_Work to complete_
Omit all pictures. Copy the rest of the material exactly.

_Exercise inputs_
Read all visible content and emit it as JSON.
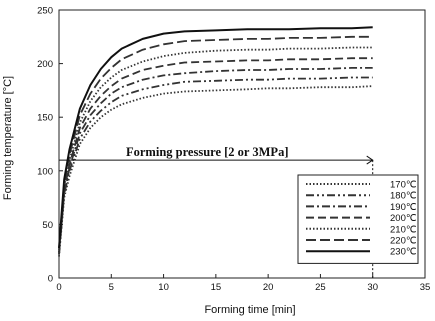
{
  "chart_data": {
    "type": "line",
    "xlabel": "Forming time [min]",
    "ylabel": "Forming temperature [°C]",
    "xlim": [
      0,
      35
    ],
    "ylim": [
      0,
      250
    ],
    "x_ticks": [
      "0",
      "5",
      "10",
      "15",
      "20",
      "25",
      "30",
      "35"
    ],
    "y_ticks": [
      "0",
      "50",
      "100",
      "150",
      "200",
      "250"
    ],
    "grid": false,
    "legend_position": "bottom-right",
    "annotation": {
      "text": "Forming pressure [2 or 3MPa]",
      "y": 110,
      "x_from": 0,
      "x_to": 30
    },
    "x": [
      0,
      0.5,
      1,
      2,
      3,
      4,
      5,
      6,
      8,
      10,
      12,
      15,
      18,
      20,
      22,
      25,
      28,
      30
    ],
    "series": [
      {
        "name": "170℃",
        "color": "#333333",
        "dash": "1.5 2",
        "values": [
          20,
          75,
          95,
          125,
          140,
          150,
          157,
          162,
          168,
          172,
          174,
          175,
          176,
          177,
          177,
          178,
          178,
          179
        ]
      },
      {
        "name": "180℃",
        "color": "#333333",
        "dash": "8 3 2 3 2 3",
        "values": [
          22,
          78,
          100,
          130,
          146,
          156,
          164,
          170,
          176,
          180,
          183,
          184,
          185,
          185,
          186,
          186,
          187,
          187
        ]
      },
      {
        "name": "190℃",
        "color": "#333333",
        "dash": "8 3 2 3",
        "values": [
          22,
          80,
          103,
          135,
          152,
          163,
          172,
          178,
          185,
          189,
          191,
          193,
          194,
          194,
          195,
          195,
          196,
          196
        ]
      },
      {
        "name": "200℃",
        "color": "#333333",
        "dash": "8 4",
        "values": [
          24,
          82,
          106,
          140,
          158,
          170,
          179,
          186,
          194,
          198,
          201,
          202,
          203,
          203,
          204,
          204,
          205,
          205
        ]
      },
      {
        "name": "210℃",
        "color": "#333333",
        "dash": "1.5 2",
        "values": [
          24,
          85,
          110,
          145,
          165,
          178,
          187,
          194,
          202,
          207,
          210,
          212,
          213,
          213,
          214,
          214,
          215,
          215
        ]
      },
      {
        "name": "220℃",
        "color": "#333333",
        "dash": "10 4",
        "values": [
          26,
          88,
          115,
          152,
          172,
          186,
          196,
          204,
          213,
          218,
          221,
          222,
          223,
          223,
          224,
          224,
          225,
          225
        ]
      },
      {
        "name": "230℃",
        "color": "#111111",
        "dash": "",
        "values": [
          28,
          92,
          120,
          158,
          180,
          195,
          206,
          214,
          223,
          228,
          230,
          231,
          232,
          232,
          232,
          233,
          233,
          234
        ]
      }
    ]
  }
}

_Correct result_
Read all visible content and emit it as JSON.
{
  "chart_data": {
    "type": "line",
    "xlabel": "Forming time [min]",
    "ylabel": "Forming temperature [°C]",
    "xlim": [
      0,
      35
    ],
    "ylim": [
      0,
      250
    ],
    "x_ticks": [
      "0",
      "5",
      "10",
      "15",
      "20",
      "25",
      "30",
      "35"
    ],
    "y_ticks": [
      "0",
      "50",
      "100",
      "150",
      "200",
      "250"
    ],
    "grid": false,
    "legend_position": "bottom-right",
    "annotation": {
      "text": "Forming pressure [2 or 3MPa]",
      "y": 110,
      "x_from": 0,
      "x_to": 30
    },
    "x": [
      0,
      0.5,
      1,
      2,
      3,
      4,
      5,
      6,
      8,
      10,
      12,
      15,
      18,
      20,
      22,
      25,
      28,
      30
    ],
    "series": [
      {
        "name": "170℃",
        "color": "#333333",
        "dash": "1.5 2",
        "values": [
          20,
          75,
          95,
          125,
          140,
          150,
          157,
          162,
          168,
          172,
          174,
          175,
          176,
          177,
          177,
          178,
          178,
          179
        ]
      },
      {
        "name": "180℃",
        "color": "#333333",
        "dash": "8 3 2 3 2 3",
        "values": [
          22,
          78,
          100,
          130,
          146,
          156,
          164,
          170,
          176,
          180,
          183,
          184,
          185,
          185,
          186,
          186,
          187,
          187
        ]
      },
      {
        "name": "190℃",
        "color": "#333333",
        "dash": "8 3 2 3",
        "values": [
          22,
          80,
          103,
          135,
          152,
          163,
          172,
          178,
          185,
          189,
          191,
          193,
          194,
          194,
          195,
          195,
          196,
          196
        ]
      },
      {
        "name": "200℃",
        "color": "#333333",
        "dash": "8 4",
        "values": [
          24,
          82,
          106,
          140,
          158,
          170,
          179,
          186,
          194,
          198,
          201,
          202,
          203,
          203,
          204,
          204,
          205,
          205
        ]
      },
      {
        "name": "210℃",
        "color": "#333333",
        "dash": "1.5 2",
        "values": [
          24,
          85,
          110,
          145,
          165,
          178,
          187,
          194,
          202,
          207,
          210,
          212,
          213,
          213,
          214,
          214,
          215,
          215
        ]
      },
      {
        "name": "220℃",
        "color": "#333333",
        "dash": "10 4",
        "values": [
          26,
          88,
          115,
          152,
          172,
          186,
          196,
          204,
          213,
          218,
          221,
          222,
          223,
          223,
          224,
          224,
          225,
          225
        ]
      },
      {
        "name": "230℃",
        "color": "#111111",
        "dash": "",
        "values": [
          28,
          92,
          120,
          158,
          180,
          195,
          206,
          214,
          223,
          228,
          230,
          231,
          232,
          232,
          232,
          233,
          233,
          234
        ]
      }
    ]
  }
}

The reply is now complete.